§ The problem:
Reproduce the listing below verbatim.

━━━━━ Material for this task

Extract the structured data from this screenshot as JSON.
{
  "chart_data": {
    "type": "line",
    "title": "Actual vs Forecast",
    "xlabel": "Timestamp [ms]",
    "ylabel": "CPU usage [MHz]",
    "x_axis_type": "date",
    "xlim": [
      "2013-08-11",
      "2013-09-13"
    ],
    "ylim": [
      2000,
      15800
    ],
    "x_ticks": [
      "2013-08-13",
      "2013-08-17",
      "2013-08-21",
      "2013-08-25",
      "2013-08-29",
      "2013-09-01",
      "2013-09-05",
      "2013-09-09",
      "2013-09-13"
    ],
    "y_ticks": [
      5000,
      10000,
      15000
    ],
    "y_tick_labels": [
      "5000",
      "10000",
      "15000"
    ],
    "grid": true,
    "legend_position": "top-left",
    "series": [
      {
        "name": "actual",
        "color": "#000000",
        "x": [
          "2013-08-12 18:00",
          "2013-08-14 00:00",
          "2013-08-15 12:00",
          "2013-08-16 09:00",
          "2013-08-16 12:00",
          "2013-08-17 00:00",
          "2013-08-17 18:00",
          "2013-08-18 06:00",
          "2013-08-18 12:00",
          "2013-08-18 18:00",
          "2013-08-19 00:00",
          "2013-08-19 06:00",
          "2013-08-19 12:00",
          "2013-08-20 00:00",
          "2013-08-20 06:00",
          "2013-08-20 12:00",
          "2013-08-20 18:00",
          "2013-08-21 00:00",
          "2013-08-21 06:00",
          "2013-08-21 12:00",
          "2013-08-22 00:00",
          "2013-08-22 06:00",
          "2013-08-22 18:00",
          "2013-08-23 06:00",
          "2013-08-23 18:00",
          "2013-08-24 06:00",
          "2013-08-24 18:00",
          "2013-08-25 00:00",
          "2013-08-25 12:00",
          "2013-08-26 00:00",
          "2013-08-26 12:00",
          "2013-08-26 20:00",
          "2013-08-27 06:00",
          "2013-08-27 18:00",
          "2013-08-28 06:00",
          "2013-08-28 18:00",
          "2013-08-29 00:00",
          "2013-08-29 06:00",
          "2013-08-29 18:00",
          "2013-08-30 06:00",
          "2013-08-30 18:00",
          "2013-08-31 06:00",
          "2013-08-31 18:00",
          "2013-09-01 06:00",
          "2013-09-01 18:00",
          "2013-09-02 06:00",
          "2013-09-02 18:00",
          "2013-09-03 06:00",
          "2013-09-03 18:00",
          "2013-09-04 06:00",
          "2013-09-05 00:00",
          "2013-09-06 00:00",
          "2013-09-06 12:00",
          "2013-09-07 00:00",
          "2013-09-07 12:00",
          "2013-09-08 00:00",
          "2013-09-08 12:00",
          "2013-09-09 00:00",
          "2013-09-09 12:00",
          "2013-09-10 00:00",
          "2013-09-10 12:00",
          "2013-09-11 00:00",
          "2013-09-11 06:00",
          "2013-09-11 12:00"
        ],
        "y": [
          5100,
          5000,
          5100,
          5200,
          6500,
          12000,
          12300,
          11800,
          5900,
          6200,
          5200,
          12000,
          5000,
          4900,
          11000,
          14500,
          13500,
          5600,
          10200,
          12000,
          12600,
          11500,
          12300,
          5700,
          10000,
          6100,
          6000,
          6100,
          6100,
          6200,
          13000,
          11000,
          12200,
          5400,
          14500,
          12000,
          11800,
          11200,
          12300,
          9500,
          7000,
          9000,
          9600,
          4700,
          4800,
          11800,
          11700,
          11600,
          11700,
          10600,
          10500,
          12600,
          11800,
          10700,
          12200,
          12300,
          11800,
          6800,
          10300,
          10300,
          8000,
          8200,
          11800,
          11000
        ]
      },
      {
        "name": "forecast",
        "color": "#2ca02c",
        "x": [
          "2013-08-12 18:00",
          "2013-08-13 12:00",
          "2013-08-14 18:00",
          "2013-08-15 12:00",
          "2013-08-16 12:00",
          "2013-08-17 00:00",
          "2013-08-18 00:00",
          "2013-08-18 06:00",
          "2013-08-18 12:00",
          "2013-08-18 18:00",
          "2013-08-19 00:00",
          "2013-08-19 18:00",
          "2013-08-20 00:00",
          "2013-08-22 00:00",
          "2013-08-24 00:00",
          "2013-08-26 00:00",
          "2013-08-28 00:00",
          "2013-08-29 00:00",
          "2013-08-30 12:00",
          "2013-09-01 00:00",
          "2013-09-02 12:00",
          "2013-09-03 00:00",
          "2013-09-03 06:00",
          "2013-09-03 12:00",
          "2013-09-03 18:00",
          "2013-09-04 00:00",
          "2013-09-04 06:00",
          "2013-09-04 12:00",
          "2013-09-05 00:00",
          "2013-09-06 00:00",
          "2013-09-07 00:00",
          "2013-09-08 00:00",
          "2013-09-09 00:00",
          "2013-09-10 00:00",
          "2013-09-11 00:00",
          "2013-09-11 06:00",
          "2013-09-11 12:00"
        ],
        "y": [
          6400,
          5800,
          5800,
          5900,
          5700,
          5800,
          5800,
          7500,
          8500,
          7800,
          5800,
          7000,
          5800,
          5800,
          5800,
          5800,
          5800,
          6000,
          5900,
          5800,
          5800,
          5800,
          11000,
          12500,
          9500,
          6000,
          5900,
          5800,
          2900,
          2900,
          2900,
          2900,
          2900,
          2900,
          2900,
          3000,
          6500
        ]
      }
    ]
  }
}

━━━━━━━━━━

§ In response:
Extract the structured data from this screenshot as JSON.
{
  "chart_data": {
    "type": "line",
    "title": "Actual vs Forecast",
    "xlabel": "Timestamp [ms]",
    "ylabel": "CPU usage [MHz]",
    "x_axis_type": "date",
    "xlim": [
      "2013-08-11",
      "2013-09-13"
    ],
    "ylim": [
      2000,
      15800
    ],
    "x_ticks": [
      "2013-08-13",
      "2013-08-17",
      "2013-08-21",
      "2013-08-25",
      "2013-08-29",
      "2013-09-01",
      "2013-09-05",
      "2013-09-09",
      "2013-09-13"
    ],
    "y_ticks": [
      5000,
      10000,
      15000
    ],
    "y_tick_labels": [
      "5000",
      "10000",
      "15000"
    ],
    "grid": true,
    "legend_position": "top-left",
    "series": [
      {
        "name": "actual",
        "color": "#000000",
        "x": [
          "2013-08-12 18:00",
          "2013-08-14 00:00",
          "2013-08-15 12:00",
          "2013-08-16 09:00",
          "2013-08-16 12:00",
          "2013-08-17 00:00",
          "2013-08-17 18:00",
          "2013-08-18 06:00",
          "2013-08-18 12:00",
          "2013-08-18 18:00",
          "2013-08-19 00:00",
          "2013-08-19 06:00",
          "2013-08-19 12:00",
          "2013-08-20 00:00",
          "2013-08-20 06:00",
          "2013-08-20 12:00",
          "2013-08-20 18:00",
          "2013-08-21 00:00",
          "2013-08-21 06:00",
          "2013-08-21 12:00",
          "2013-08-22 00:00",
          "2013-08-22 06:00",
          "2013-08-22 18:00",
          "2013-08-23 06:00",
          "2013-08-23 18:00",
          "2013-08-24 06:00",
          "2013-08-24 18:00",
          "2013-08-25 00:00",
          "2013-08-25 12:00",
          "2013-08-26 00:00",
          "2013-08-26 12:00",
          "2013-08-26 20:00",
          "2013-08-27 06:00",
          "2013-08-27 18:00",
          "2013-08-28 06:00",
          "2013-08-28 18:00",
          "2013-08-29 00:00",
          "2013-08-29 06:00",
          "2013-08-29 18:00",
          "2013-08-30 06:00",
          "2013-08-30 18:00",
          "2013-08-31 06:00",
          "2013-08-31 18:00",
          "2013-09-01 06:00",
          "2013-09-01 18:00",
          "2013-09-02 06:00",
          "2013-09-02 18:00",
          "2013-09-03 06:00",
          "2013-09-03 18:00",
          "2013-09-04 06:00",
          "2013-09-05 00:00",
          "2013-09-06 00:00",
          "2013-09-06 12:00",
          "2013-09-07 00:00",
          "2013-09-07 12:00",
          "2013-09-08 00:00",
          "2013-09-08 12:00",
          "2013-09-09 00:00",
          "2013-09-09 12:00",
          "2013-09-10 00:00",
          "2013-09-10 12:00",
          "2013-09-11 00:00",
          "2013-09-11 06:00",
          "2013-09-11 12:00"
        ],
        "y": [
          5100,
          5000,
          5100,
          5200,
          6500,
          12000,
          12300,
          11800,
          5900,
          6200,
          5200,
          12000,
          5000,
          4900,
          11000,
          14500,
          13500,
          5600,
          10200,
          12000,
          12600,
          11500,
          12300,
          5700,
          10000,
          6100,
          6000,
          6100,
          6100,
          6200,
          13000,
          11000,
          12200,
          5400,
          14500,
          12000,
          11800,
          11200,
          12300,
          9500,
          7000,
          9000,
          9600,
          4700,
          4800,
          11800,
          11700,
          11600,
          11700,
          10600,
          10500,
          12600,
          11800,
          10700,
          12200,
          12300,
          11800,
          6800,
          10300,
          10300,
          8000,
          8200,
          11800,
          11000
        ]
      },
      {
        "name": "forecast",
        "color": "#2ca02c",
        "x": [
          "2013-08-12 18:00",
          "2013-08-13 12:00",
          "2013-08-14 18:00",
          "2013-08-15 12:00",
          "2013-08-16 12:00",
          "2013-08-17 00:00",
          "2013-08-18 00:00",
          "2013-08-18 06:00",
          "2013-08-18 12:00",
          "2013-08-18 18:00",
          "2013-08-19 00:00",
          "2013-08-19 18:00",
          "2013-08-20 00:00",
          "2013-08-22 00:00",
          "2013-08-24 00:00",
          "2013-08-26 00:00",
          "2013-08-28 00:00",
          "2013-08-29 00:00",
          "2013-08-30 12:00",
          "2013-09-01 00:00",
          "2013-09-02 12:00",
          "2013-09-03 00:00",
          "2013-09-03 06:00",
          "2013-09-03 12:00",
          "2013-09-03 18:00",
          "2013-09-04 00:00",
          "2013-09-04 06:00",
          "2013-09-04 12:00",
          "2013-09-05 00:00",
          "2013-09-06 00:00",
          "2013-09-07 00:00",
          "2013-09-08 00:00",
          "2013-09-09 00:00",
          "2013-09-10 00:00",
          "2013-09-11 00:00",
          "2013-09-11 06:00",
          "2013-09-11 12:00"
        ],
        "y": [
          6400,
          5800,
          5800,
          5900,
          5700,
          5800,
          5800,
          7500,
          8500,
          7800,
          5800,
          7000,
          5800,
          5800,
          5800,
          5800,
          5800,
          6000,
          5900,
          5800,
          5800,
          5800,
          11000,
          12500,
          9500,
          6000,
          5900,
          5800,
          2900,
          2900,
          2900,
          2900,
          2900,
          2900,
          2900,
          3000,
          6500
        ]
      }
    ]
  }
}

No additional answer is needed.